» Work item
Repeat every record exactly, omitting the pictures.

Excerpts from a figure dataset:
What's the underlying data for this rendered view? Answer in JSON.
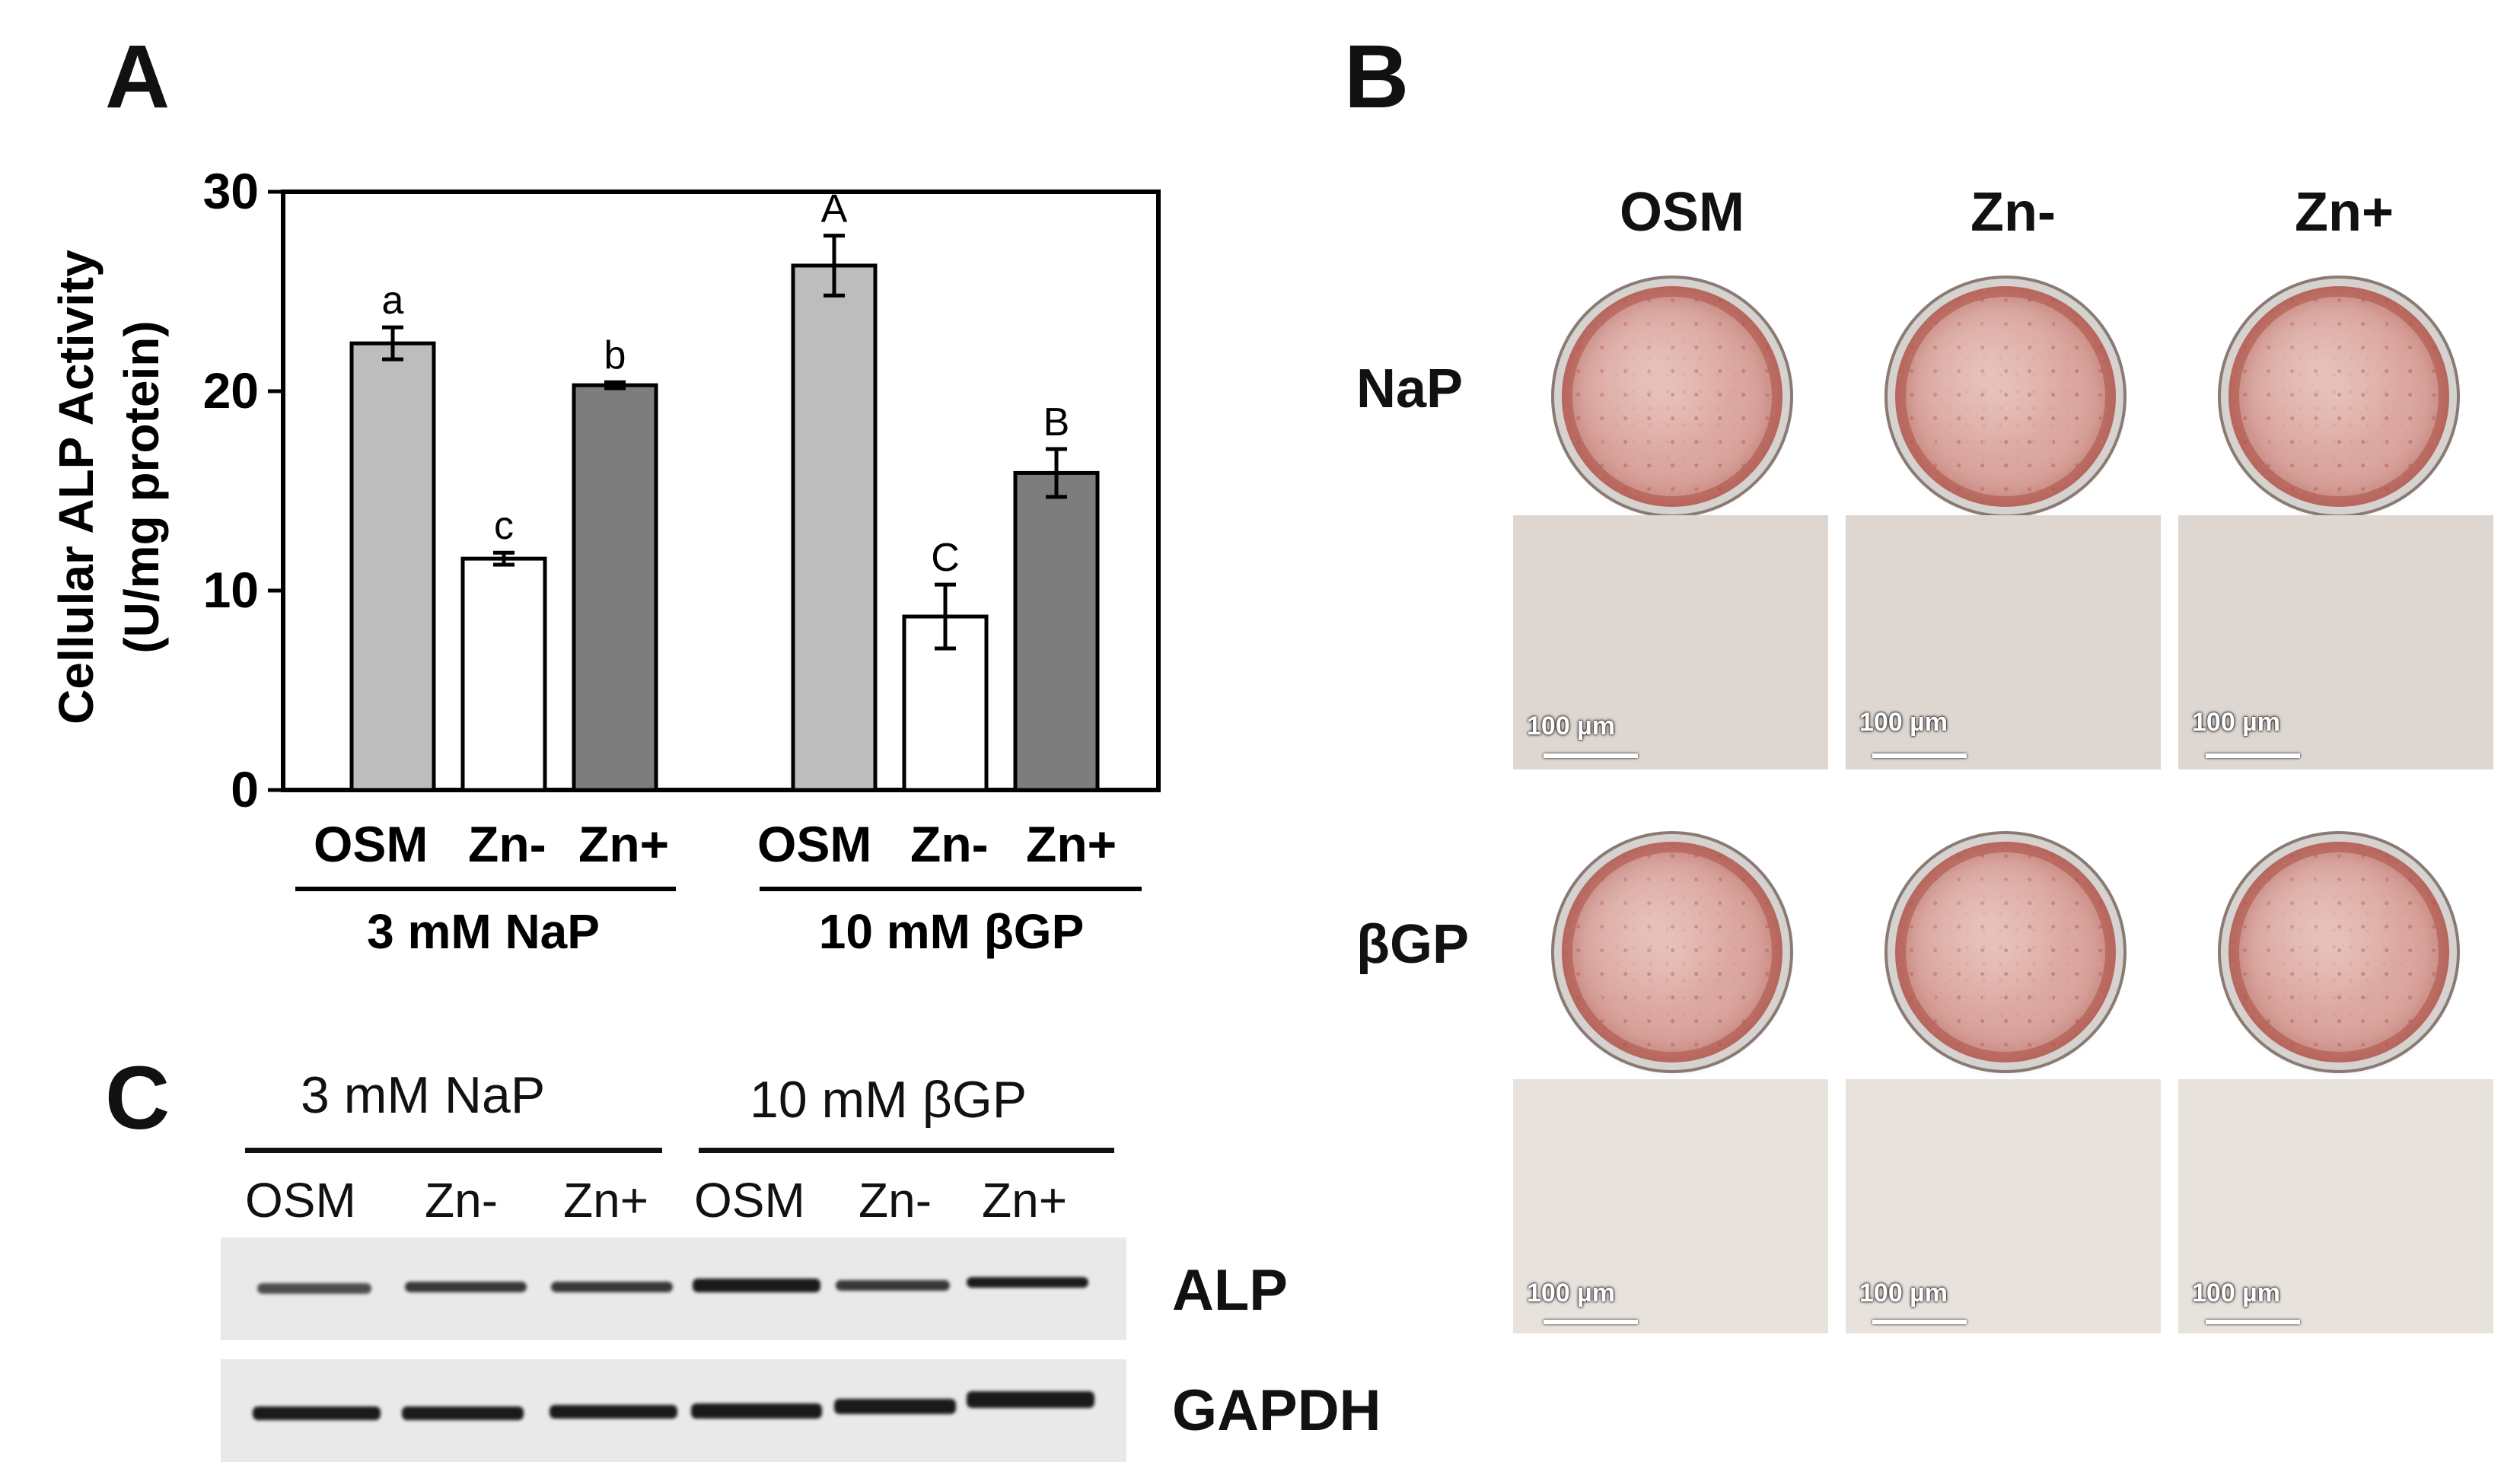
{
  "panels": {
    "a_label": "A",
    "b_label": "B",
    "c_label": "C"
  },
  "chart_data": {
    "type": "bar",
    "ylabel_line1": "Cellular ALP Activity",
    "ylabel_line2": "(U/mg protein)",
    "ylim": [
      0,
      30
    ],
    "yticks": [
      "0",
      "10",
      "20",
      "30"
    ],
    "groups": [
      {
        "name": "3 mM NaP",
        "bars": [
          {
            "category": "OSM",
            "value": 22.4,
            "error": 0.8,
            "letter": "a",
            "color": "#bdbdbd"
          },
          {
            "category": "Zn-",
            "value": 11.6,
            "error": 0.3,
            "letter": "c",
            "color": "#ffffff"
          },
          {
            "category": "Zn+",
            "value": 20.3,
            "error": 0.15,
            "letter": "b",
            "color": "#7d7d7d"
          }
        ]
      },
      {
        "name": "10 mM βGP",
        "bars": [
          {
            "category": "OSM",
            "value": 26.3,
            "error": 1.5,
            "letter": "A",
            "color": "#bdbdbd"
          },
          {
            "category": "Zn-",
            "value": 8.7,
            "error": 1.6,
            "letter": "C",
            "color": "#ffffff"
          },
          {
            "category": "Zn+",
            "value": 15.9,
            "error": 1.2,
            "letter": "B",
            "color": "#7d7d7d"
          }
        ]
      }
    ]
  },
  "panel_b": {
    "columns": [
      "OSM",
      "Zn-",
      "Zn+"
    ],
    "rows": [
      "NaP",
      "βGP"
    ],
    "scale_label": "100 µm"
  },
  "panel_c": {
    "groups": [
      "3 mM NaP",
      "10 mM βGP"
    ],
    "lanes": [
      "OSM",
      "Zn-",
      "Zn+",
      "OSM",
      "Zn-",
      "Zn+"
    ],
    "blots": [
      "ALP",
      "GAPDH"
    ]
  }
}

» Finished exercise
What's the underlying data for this rendered view? Answer in JSON.
{
  "panels": {
    "a_label": "A",
    "b_label": "B",
    "c_label": "C"
  },
  "chart_data": {
    "type": "bar",
    "ylabel_line1": "Cellular ALP Activity",
    "ylabel_line2": "(U/mg protein)",
    "ylim": [
      0,
      30
    ],
    "yticks": [
      "0",
      "10",
      "20",
      "30"
    ],
    "groups": [
      {
        "name": "3 mM NaP",
        "bars": [
          {
            "category": "OSM",
            "value": 22.4,
            "error": 0.8,
            "letter": "a",
            "color": "#bdbdbd"
          },
          {
            "category": "Zn-",
            "value": 11.6,
            "error": 0.3,
            "letter": "c",
            "color": "#ffffff"
          },
          {
            "category": "Zn+",
            "value": 20.3,
            "error": 0.15,
            "letter": "b",
            "color": "#7d7d7d"
          }
        ]
      },
      {
        "name": "10 mM βGP",
        "bars": [
          {
            "category": "OSM",
            "value": 26.3,
            "error": 1.5,
            "letter": "A",
            "color": "#bdbdbd"
          },
          {
            "category": "Zn-",
            "value": 8.7,
            "error": 1.6,
            "letter": "C",
            "color": "#ffffff"
          },
          {
            "category": "Zn+",
            "value": 15.9,
            "error": 1.2,
            "letter": "B",
            "color": "#7d7d7d"
          }
        ]
      }
    ]
  },
  "panel_b": {
    "columns": [
      "OSM",
      "Zn-",
      "Zn+"
    ],
    "rows": [
      "NaP",
      "βGP"
    ],
    "scale_label": "100 µm"
  },
  "panel_c": {
    "groups": [
      "3 mM NaP",
      "10 mM βGP"
    ],
    "lanes": [
      "OSM",
      "Zn-",
      "Zn+",
      "OSM",
      "Zn-",
      "Zn+"
    ],
    "blots": [
      "ALP",
      "GAPDH"
    ]
  }
}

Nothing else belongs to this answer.